▶ What the task asks
Transcribe the whole listing without a single picture.
[start of Task material]
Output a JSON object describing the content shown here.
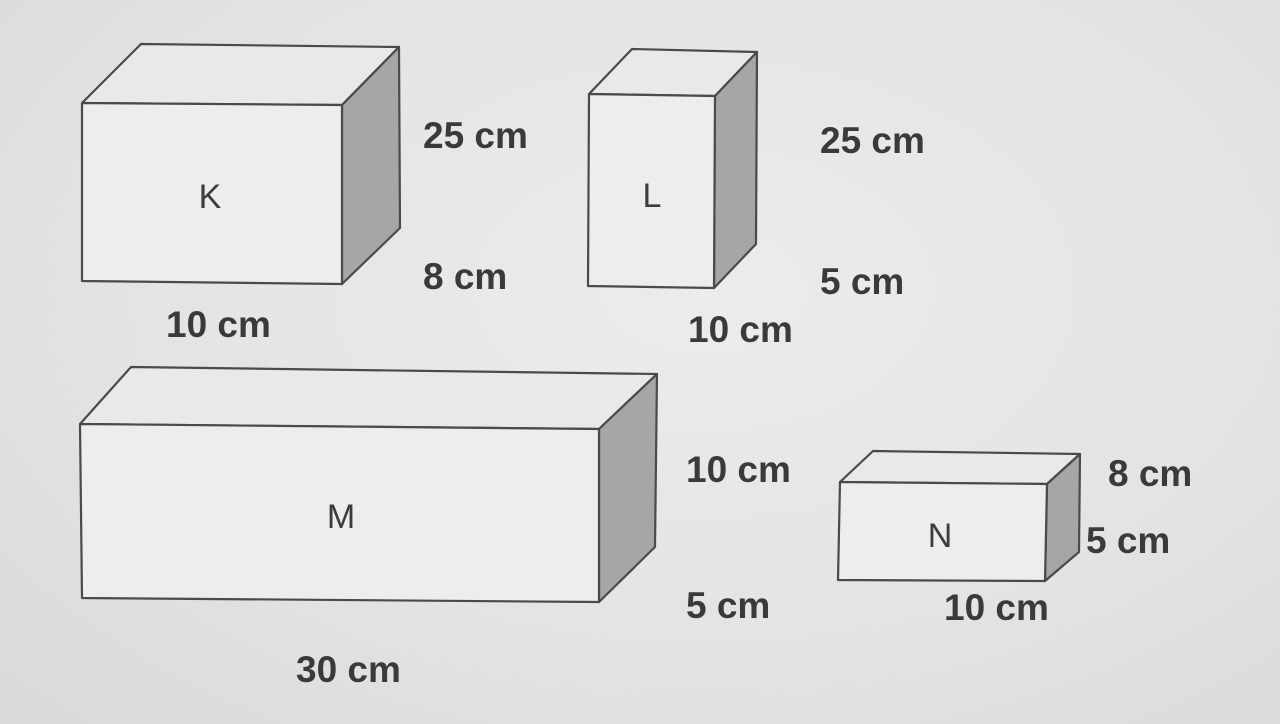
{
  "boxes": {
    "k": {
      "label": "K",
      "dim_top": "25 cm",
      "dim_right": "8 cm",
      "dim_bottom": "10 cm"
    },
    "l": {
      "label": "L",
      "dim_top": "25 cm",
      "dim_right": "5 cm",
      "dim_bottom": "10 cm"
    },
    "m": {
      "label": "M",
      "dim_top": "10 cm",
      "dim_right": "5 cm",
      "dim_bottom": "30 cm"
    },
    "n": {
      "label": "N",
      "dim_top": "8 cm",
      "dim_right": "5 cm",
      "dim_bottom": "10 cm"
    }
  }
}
[end of Task material]
▶ Answer to this task
Output a JSON object describing the content shown here.
{
  "boxes": {
    "k": {
      "label": "K",
      "dim_top": "25 cm",
      "dim_right": "8 cm",
      "dim_bottom": "10 cm"
    },
    "l": {
      "label": "L",
      "dim_top": "25 cm",
      "dim_right": "5 cm",
      "dim_bottom": "10 cm"
    },
    "m": {
      "label": "M",
      "dim_top": "10 cm",
      "dim_right": "5 cm",
      "dim_bottom": "30 cm"
    },
    "n": {
      "label": "N",
      "dim_top": "8 cm",
      "dim_right": "5 cm",
      "dim_bottom": "10 cm"
    }
  }
}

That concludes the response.